-------- Material provided --------

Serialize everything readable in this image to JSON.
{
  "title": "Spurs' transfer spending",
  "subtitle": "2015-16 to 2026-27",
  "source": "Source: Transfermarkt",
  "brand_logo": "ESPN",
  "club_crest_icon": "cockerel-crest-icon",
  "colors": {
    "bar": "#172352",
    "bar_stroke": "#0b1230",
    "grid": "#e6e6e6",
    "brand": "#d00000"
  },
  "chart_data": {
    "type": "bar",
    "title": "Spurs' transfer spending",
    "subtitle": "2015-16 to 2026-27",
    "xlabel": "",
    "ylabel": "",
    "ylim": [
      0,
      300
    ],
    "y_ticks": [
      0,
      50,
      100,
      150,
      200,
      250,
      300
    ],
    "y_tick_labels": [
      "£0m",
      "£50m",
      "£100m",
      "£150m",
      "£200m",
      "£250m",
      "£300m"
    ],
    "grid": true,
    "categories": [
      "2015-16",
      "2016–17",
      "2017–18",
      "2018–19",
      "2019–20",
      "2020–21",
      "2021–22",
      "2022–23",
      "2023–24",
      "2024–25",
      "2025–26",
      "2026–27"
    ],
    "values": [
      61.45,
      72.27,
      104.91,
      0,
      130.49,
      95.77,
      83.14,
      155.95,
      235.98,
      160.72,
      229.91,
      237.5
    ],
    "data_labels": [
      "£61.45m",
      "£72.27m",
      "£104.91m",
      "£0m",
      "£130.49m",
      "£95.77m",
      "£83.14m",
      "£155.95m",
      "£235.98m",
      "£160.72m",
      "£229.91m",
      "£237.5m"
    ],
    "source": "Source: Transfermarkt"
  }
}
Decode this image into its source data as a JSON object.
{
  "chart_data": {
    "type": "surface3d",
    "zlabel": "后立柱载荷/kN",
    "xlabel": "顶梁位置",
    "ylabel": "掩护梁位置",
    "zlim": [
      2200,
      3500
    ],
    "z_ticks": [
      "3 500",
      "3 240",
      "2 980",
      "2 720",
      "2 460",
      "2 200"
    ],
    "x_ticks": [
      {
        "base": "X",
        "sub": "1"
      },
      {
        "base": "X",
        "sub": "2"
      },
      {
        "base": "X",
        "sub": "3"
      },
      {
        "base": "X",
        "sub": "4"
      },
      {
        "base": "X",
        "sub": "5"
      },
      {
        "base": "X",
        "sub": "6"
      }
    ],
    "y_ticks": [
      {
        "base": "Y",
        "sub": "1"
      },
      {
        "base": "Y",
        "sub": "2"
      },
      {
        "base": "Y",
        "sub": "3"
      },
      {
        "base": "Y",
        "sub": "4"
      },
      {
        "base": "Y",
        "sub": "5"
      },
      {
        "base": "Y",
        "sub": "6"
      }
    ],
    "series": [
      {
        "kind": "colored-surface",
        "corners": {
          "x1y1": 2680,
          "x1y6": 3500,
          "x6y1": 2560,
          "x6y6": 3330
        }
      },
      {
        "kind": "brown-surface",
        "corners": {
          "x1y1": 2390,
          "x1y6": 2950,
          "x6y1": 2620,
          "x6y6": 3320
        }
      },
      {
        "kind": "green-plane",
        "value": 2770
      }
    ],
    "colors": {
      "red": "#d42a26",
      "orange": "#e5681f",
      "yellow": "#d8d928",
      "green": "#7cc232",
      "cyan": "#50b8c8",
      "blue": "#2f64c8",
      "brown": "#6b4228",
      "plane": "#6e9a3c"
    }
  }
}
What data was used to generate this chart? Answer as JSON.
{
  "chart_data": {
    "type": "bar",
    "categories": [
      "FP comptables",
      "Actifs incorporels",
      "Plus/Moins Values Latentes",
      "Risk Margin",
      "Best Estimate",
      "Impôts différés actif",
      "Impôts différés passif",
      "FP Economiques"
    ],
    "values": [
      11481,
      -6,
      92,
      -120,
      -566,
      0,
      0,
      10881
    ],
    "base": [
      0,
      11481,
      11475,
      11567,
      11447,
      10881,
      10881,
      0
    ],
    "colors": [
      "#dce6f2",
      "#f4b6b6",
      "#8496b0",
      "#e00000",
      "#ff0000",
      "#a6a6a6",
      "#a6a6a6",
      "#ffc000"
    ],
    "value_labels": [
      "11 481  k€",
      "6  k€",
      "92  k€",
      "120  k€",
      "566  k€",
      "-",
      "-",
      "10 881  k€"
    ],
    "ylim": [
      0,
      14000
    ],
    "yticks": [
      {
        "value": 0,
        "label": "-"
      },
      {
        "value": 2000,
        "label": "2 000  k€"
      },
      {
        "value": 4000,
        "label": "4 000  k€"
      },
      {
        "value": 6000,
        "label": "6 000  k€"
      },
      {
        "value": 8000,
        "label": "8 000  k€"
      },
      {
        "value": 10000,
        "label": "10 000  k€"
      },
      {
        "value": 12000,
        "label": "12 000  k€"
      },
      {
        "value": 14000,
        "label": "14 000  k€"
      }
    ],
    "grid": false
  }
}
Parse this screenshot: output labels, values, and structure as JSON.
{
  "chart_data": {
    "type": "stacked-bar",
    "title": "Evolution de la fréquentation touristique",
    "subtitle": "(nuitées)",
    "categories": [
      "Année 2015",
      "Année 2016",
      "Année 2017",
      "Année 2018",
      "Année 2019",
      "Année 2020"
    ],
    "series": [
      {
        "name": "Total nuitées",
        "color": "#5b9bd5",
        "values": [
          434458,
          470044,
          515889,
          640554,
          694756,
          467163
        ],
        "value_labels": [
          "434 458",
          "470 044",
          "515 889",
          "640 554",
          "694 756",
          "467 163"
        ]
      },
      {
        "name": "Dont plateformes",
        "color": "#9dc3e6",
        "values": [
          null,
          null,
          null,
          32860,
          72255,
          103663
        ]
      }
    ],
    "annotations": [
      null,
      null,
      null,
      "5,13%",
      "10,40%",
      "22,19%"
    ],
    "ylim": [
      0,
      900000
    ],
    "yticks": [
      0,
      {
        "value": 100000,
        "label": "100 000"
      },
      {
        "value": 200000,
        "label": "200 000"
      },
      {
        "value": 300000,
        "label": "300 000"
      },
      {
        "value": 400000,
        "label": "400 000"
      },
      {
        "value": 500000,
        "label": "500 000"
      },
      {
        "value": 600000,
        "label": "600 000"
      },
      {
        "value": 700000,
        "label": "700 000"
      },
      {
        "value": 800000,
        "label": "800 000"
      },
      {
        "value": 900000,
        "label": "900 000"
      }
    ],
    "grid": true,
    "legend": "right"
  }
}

--------

Extract the data exactly as given.

Serialize everything readable in this image to JSON.
{
  "title": "Spurs' transfer spending",
  "subtitle": "2015-16 to 2026-27",
  "source": "Source: Transfermarkt",
  "brand_logo": "ESPN",
  "club_crest_icon": "cockerel-crest-icon",
  "colors": {
    "bar": "#172352",
    "bar_stroke": "#0b1230",
    "grid": "#e6e6e6",
    "brand": "#d00000"
  },
  "chart_data": {
    "type": "bar",
    "title": "Spurs' transfer spending",
    "subtitle": "2015-16 to 2026-27",
    "xlabel": "",
    "ylabel": "",
    "ylim": [
      0,
      300
    ],
    "y_ticks": [
      0,
      50,
      100,
      150,
      200,
      250,
      300
    ],
    "y_tick_labels": [
      "£0m",
      "£50m",
      "£100m",
      "£150m",
      "£200m",
      "£250m",
      "£300m"
    ],
    "grid": true,
    "categories": [
      "2015-16",
      "2016–17",
      "2017–18",
      "2018–19",
      "2019–20",
      "2020–21",
      "2021–22",
      "2022–23",
      "2023–24",
      "2024–25",
      "2025–26",
      "2026–27"
    ],
    "values": [
      61.45,
      72.27,
      104.91,
      0,
      130.49,
      95.77,
      83.14,
      155.95,
      235.98,
      160.72,
      229.91,
      237.5
    ],
    "data_labels": [
      "£61.45m",
      "£72.27m",
      "£104.91m",
      "£0m",
      "£130.49m",
      "£95.77m",
      "£83.14m",
      "£155.95m",
      "£235.98m",
      "£160.72m",
      "£229.91m",
      "£237.5m"
    ],
    "source": "Source: Transfermarkt"
  }
}
Decode this image into its source data as a JSON object.
{
  "chart_data": {
    "type": "surface3d",
    "zlabel": "后立柱载荷/kN",
    "xlabel": "顶梁位置",
    "ylabel": "掩护梁位置",
    "zlim": [
      2200,
      3500
    ],
    "z_ticks": [
      "3 500",
      "3 240",
      "2 980",
      "2 720",
      "2 460",
      "2 200"
    ],
    "x_ticks": [
      {
        "base": "X",
        "sub": "1"
      },
      {
        "base": "X",
        "sub": "2"
      },
      {
        "base": "X",
        "sub": "3"
      },
      {
        "base": "X",
        "sub": "4"
      },
      {
        "base": "X",
        "sub": "5"
      },
      {
        "base": "X",
        "sub": "6"
      }
    ],
    "y_ticks": [
      {
        "base": "Y",
        "sub": "1"
      },
      {
        "base": "Y",
        "sub": "2"
      },
      {
        "base": "Y",
        "sub": "3"
      },
      {
        "base": "Y",
        "sub": "4"
      },
      {
        "base": "Y",
        "sub": "5"
      },
      {
        "base": "Y",
        "sub": "6"
      }
    ],
    "series": [
      {
        "kind": "colored-surface",
        "corners": {
          "x1y1": 2680,
          "x1y6": 3500,
          "x6y1": 2560,
          "x6y6": 3330
        }
      },
      {
        "kind": "brown-surface",
        "corners": {
          "x1y1": 2390,
          "x1y6": 2950,
          "x6y1": 2620,
          "x6y6": 3320
        }
      },
      {
        "kind": "green-plane",
        "value": 2770
      }
    ],
    "colors": {
      "red": "#d42a26",
      "orange": "#e5681f",
      "yellow": "#d8d928",
      "green": "#7cc232",
      "cyan": "#50b8c8",
      "blue": "#2f64c8",
      "brown": "#6b4228",
      "plane": "#6e9a3c"
    }
  }
}
What data was used to generate this chart? Answer as JSON.
{
  "chart_data": {
    "type": "bar",
    "categories": [
      "FP comptables",
      "Actifs incorporels",
      "Plus/Moins Values Latentes",
      "Risk Margin",
      "Best Estimate",
      "Impôts différés actif",
      "Impôts différés passif",
      "FP Economiques"
    ],
    "values": [
      11481,
      -6,
      92,
      -120,
      -566,
      0,
      0,
      10881
    ],
    "base": [
      0,
      11481,
      11475,
      11567,
      11447,
      10881,
      10881,
      0
    ],
    "colors": [
      "#dce6f2",
      "#f4b6b6",
      "#8496b0",
      "#e00000",
      "#ff0000",
      "#a6a6a6",
      "#a6a6a6",
      "#ffc000"
    ],
    "value_labels": [
      "11 481  k€",
      "6  k€",
      "92  k€",
      "120  k€",
      "566  k€",
      "-",
      "-",
      "10 881  k€"
    ],
    "ylim": [
      0,
      14000
    ],
    "yticks": [
      {
        "value": 0,
        "label": "-"
      },
      {
        "value": 2000,
        "label": "2 000  k€"
      },
      {
        "value": 4000,
        "label": "4 000  k€"
      },
      {
        "value": 6000,
        "label": "6 000  k€"
      },
      {
        "value": 8000,
        "label": "8 000  k€"
      },
      {
        "value": 10000,
        "label": "10 000  k€"
      },
      {
        "value": 12000,
        "label": "12 000  k€"
      },
      {
        "value": 14000,
        "label": "14 000  k€"
      }
    ],
    "grid": false
  }
}
Parse this screenshot: output labels, values, and structure as JSON.
{
  "chart_data": {
    "type": "stacked-bar",
    "title": "Evolution de la fréquentation touristique",
    "subtitle": "(nuitées)",
    "categories": [
      "Année 2015",
      "Année 2016",
      "Année 2017",
      "Année 2018",
      "Année 2019",
      "Année 2020"
    ],
    "series": [
      {
        "name": "Total nuitées",
        "color": "#5b9bd5",
        "values": [
          434458,
          470044,
          515889,
          640554,
          694756,
          467163
        ],
        "value_labels": [
          "434 458",
          "470 044",
          "515 889",
          "640 554",
          "694 756",
          "467 163"
        ]
      },
      {
        "name": "Dont plateformes",
        "color": "#9dc3e6",
        "values": [
          null,
          null,
          null,
          32860,
          72255,
          103663
        ]
      }
    ],
    "annotations": [
      null,
      null,
      null,
      "5,13%",
      "10,40%",
      "22,19%"
    ],
    "ylim": [
      0,
      900000
    ],
    "yticks": [
      0,
      {
        "value": 100000,
        "label": "100 000"
      },
      {
        "value": 200000,
        "label": "200 000"
      },
      {
        "value": 300000,
        "label": "300 000"
      },
      {
        "value": 400000,
        "label": "400 000"
      },
      {
        "value": 500000,
        "label": "500 000"
      },
      {
        "value": 600000,
        "label": "600 000"
      },
      {
        "value": 700000,
        "label": "700 000"
      },
      {
        "value": 800000,
        "label": "800 000"
      },
      {
        "value": 900000,
        "label": "900 000"
      }
    ],
    "grid": true,
    "legend": "right"
  }
}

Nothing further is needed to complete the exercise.